→ Selected extract
Click the title bar on any of the report introductions below to read the full entry. If there is a PDF icon, click it to download the full report.

22nd November 2016 - During an inspection to make sure that the improvements required had been made pdf icon

We found the following issues that the trust needs to improve:

  • We were concerned about the safety of the ward environment. The layout of the ward offered poor lines of sight to assist staff in monitoring patients. We saw high-level ligature points around the ward; the trust had not adequately addressed these through the trust’s ligature risk assessment and management plan. A ligature point is anything that could be used to attach a cord, rope or other material for the purpose of hanging or strangulation.

  • We had concerns about the robustness of the governance arrangements in relation to assessing, monitoring and lessening risks of ligatures in the patient care areas. Whilst ligature risk assessments and action plans were in place, they did not address all ligature risks and there was an unacceptable number of ligature risks remained on the wards.

  • The trust had not reviewed ligature risks following incidents in a timely manner.

  • Staff did not routinely update risk assessments and management plans. They did not always reflect incidents reported. This means that staff could be unaware of any risks the patients may pose to themselves or others, or it could lead to inconsistent management of incidents.

  • Staff patient observations did not always carried out correctly or accurately recorded. This could compromise patient safety.

→ Task item A
In the ward inspection findings, how is a ligature point defined?
→ Task item B
Carry the ward inspection findings above forward by writing the next part after their final point.

→ Provided information
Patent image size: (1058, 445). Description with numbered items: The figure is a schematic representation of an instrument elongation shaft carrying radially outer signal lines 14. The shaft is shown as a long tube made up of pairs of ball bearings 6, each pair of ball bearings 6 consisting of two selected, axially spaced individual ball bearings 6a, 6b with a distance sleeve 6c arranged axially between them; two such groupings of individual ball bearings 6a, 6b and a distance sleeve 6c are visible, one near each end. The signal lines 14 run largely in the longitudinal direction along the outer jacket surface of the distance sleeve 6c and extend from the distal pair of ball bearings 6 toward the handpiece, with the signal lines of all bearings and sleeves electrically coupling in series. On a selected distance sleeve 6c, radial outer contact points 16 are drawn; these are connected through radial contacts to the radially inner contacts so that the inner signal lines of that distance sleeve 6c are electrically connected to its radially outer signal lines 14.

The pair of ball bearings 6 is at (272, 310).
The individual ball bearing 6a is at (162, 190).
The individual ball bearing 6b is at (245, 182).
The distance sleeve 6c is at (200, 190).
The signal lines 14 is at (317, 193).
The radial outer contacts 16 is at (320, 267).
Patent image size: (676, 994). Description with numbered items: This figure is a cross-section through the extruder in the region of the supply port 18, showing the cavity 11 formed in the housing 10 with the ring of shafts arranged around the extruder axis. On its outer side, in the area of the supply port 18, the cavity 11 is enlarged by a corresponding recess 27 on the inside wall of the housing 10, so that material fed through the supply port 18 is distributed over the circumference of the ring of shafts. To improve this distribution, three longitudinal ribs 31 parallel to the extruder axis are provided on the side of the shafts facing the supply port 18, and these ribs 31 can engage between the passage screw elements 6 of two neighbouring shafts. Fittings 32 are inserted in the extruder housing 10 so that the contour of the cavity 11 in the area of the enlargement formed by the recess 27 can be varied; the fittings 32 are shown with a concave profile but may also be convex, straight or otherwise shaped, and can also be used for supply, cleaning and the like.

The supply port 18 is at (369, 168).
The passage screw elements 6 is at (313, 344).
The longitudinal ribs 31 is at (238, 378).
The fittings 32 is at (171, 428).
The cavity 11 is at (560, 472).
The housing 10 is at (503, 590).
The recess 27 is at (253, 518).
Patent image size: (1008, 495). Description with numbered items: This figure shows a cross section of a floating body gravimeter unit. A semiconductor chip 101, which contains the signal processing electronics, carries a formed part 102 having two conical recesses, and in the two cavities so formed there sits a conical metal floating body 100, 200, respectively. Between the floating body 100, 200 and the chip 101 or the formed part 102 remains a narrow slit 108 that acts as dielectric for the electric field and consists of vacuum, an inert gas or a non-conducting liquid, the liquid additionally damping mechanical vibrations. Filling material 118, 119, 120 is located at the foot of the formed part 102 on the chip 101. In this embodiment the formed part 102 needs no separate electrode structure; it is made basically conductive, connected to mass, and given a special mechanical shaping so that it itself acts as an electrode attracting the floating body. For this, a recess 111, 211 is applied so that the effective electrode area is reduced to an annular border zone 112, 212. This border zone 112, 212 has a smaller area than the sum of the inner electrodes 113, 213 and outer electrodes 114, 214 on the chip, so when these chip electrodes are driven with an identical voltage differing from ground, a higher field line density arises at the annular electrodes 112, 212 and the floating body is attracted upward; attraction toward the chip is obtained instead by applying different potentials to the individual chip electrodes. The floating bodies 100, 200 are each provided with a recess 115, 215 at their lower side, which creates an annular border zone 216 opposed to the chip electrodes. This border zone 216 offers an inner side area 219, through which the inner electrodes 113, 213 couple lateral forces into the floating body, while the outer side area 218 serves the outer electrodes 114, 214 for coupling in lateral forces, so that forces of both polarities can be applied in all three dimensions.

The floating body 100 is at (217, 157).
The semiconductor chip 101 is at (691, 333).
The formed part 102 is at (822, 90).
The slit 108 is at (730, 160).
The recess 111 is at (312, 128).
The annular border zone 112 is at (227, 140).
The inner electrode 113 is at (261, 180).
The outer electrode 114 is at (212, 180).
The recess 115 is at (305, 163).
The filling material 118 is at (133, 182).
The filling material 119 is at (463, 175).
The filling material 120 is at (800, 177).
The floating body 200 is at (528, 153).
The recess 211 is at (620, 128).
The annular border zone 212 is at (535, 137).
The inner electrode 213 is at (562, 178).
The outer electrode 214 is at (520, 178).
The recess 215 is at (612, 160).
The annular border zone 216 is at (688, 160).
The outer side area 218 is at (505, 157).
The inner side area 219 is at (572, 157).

→ Exercise result A
Anything that could be used to attach a cord, rope or other material for the purpose of hanging or strangulation.

→ Exercise result B
  • Many of the care plans were not up to date and did not always reflect need. There was a lack of care planning for mental health needs; only 10 of the 24 care plans we reviewed had a mental health care plan in place. These were not holistic, recovery focused or personalised. Staff had not updated seven 72-hour care plans, despite, the patients being in hospital for more than two weeks, in five cases, the patients had been in hospital more than three weeks.

  • We were not assured that the ward always had sufficient numbers of staff to make sure they could meet patients care and treatment needs. Despite the use of bank and agency staff, over the last three months prior to inspection, the ward had been left with one qualified nurse (instead of two) on 11 shifts. Medical cover was not always in place and as a result, patient’s treatment had been delayed. Most staff had not had a yearly annual review.

  • Governance arrangements on the ward were weak in relation to assessing, monitoring and improving the quality of care plans and risk assessments. We did not see any care record audits in place. There were no systems to ensure regular reviews and updates of care records. The ward had received verbal feedback following a routine CQC Mental Health Act review concerning poor risk assessments and care plans. We were concerned that the trust had not been addressed this after the feedback.

  • The staff we spoke with had concerns about the new management structure and the changing criteria of the ward. They did not feel that the process had been smooth and were not clear in which direction the ward was developing.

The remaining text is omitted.